• **Exercise instructions**
In the data, extract each line that holds the string "塑料挤出机".

• **Supplied material**
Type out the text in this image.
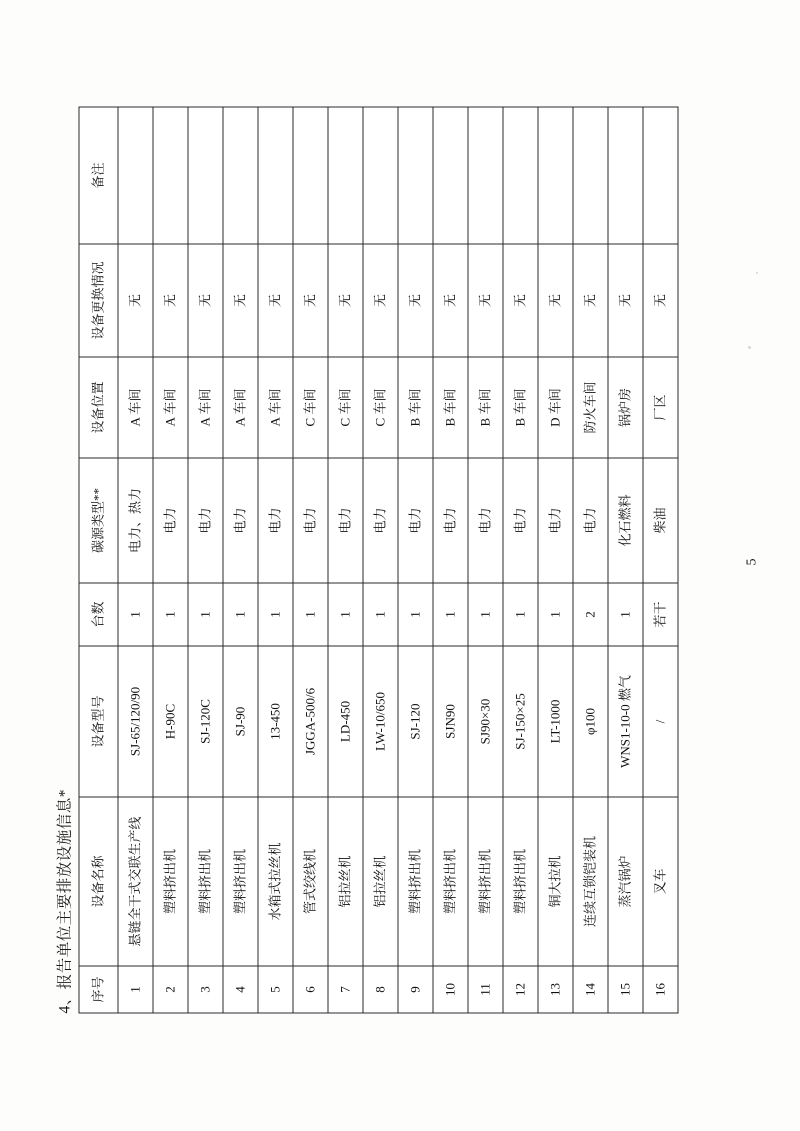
4、报告单位主要排放设施信息*
5
序号	设备名称	设备型号	台数	碳源类型**	设备位置	设备更换情况	备注
1	悬链全干式交联生产线	SJ-65/120/90	1	电力、热力	A 车间	无	
2	塑料挤出机	H-90C	1	电力	A 车间	无	
3	塑料挤出机	SJ-120C	1	电力	A 车间	无	
4	塑料挤出机	SJ-90	1	电力	A 车间	无	
5	水箱式拉丝机	13-450	1	电力	A 车间	无	
6	管式绞线机	JGGA-500/6	1	电力	C 车间	无	
7	铝拉丝机	LD-450	1	电力	C 车间	无	
8	铝拉丝机	LW-10/650	1	电力	C 车间	无	
9	塑料挤出机	SJ-120	1	电力	B 车间	无	
10	塑料挤出机	SJN90	1	电力	B 车间	无	
11	塑料挤出机	SJ90×30	1	电力	B 车间	无	
12	塑料挤出机	SJ-150×25	1	电力	B 车间	无	
13	铜大拉机	LT-1000	1	电力	D 车间	无	
14	连续互锁铠装机	φ100	2	电力	防火车间	无	
15	蒸汽锅炉	WNS1-10-0 燃气	1	化石燃料	锅炉房	无	
16	叉车	/	若干	柴油	厂区	无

• **Output**
2	塑料挤出机	H-90C	1	电力	A 车间	无	
3	塑料挤出机	SJ-120C	1	电力	A 车间	无	
4	塑料挤出机	SJ-90	1	电力	A 车间	无	
9	塑料挤出机	SJ-120	1	电力	B 车间	无	
10	塑料挤出机	SJN90	1	电力	B 车间	无	
11	塑料挤出机	SJ90×30	1	电力	B 车间	无	
12	塑料挤出机	SJ-150×25	1	电力	B 车间	无	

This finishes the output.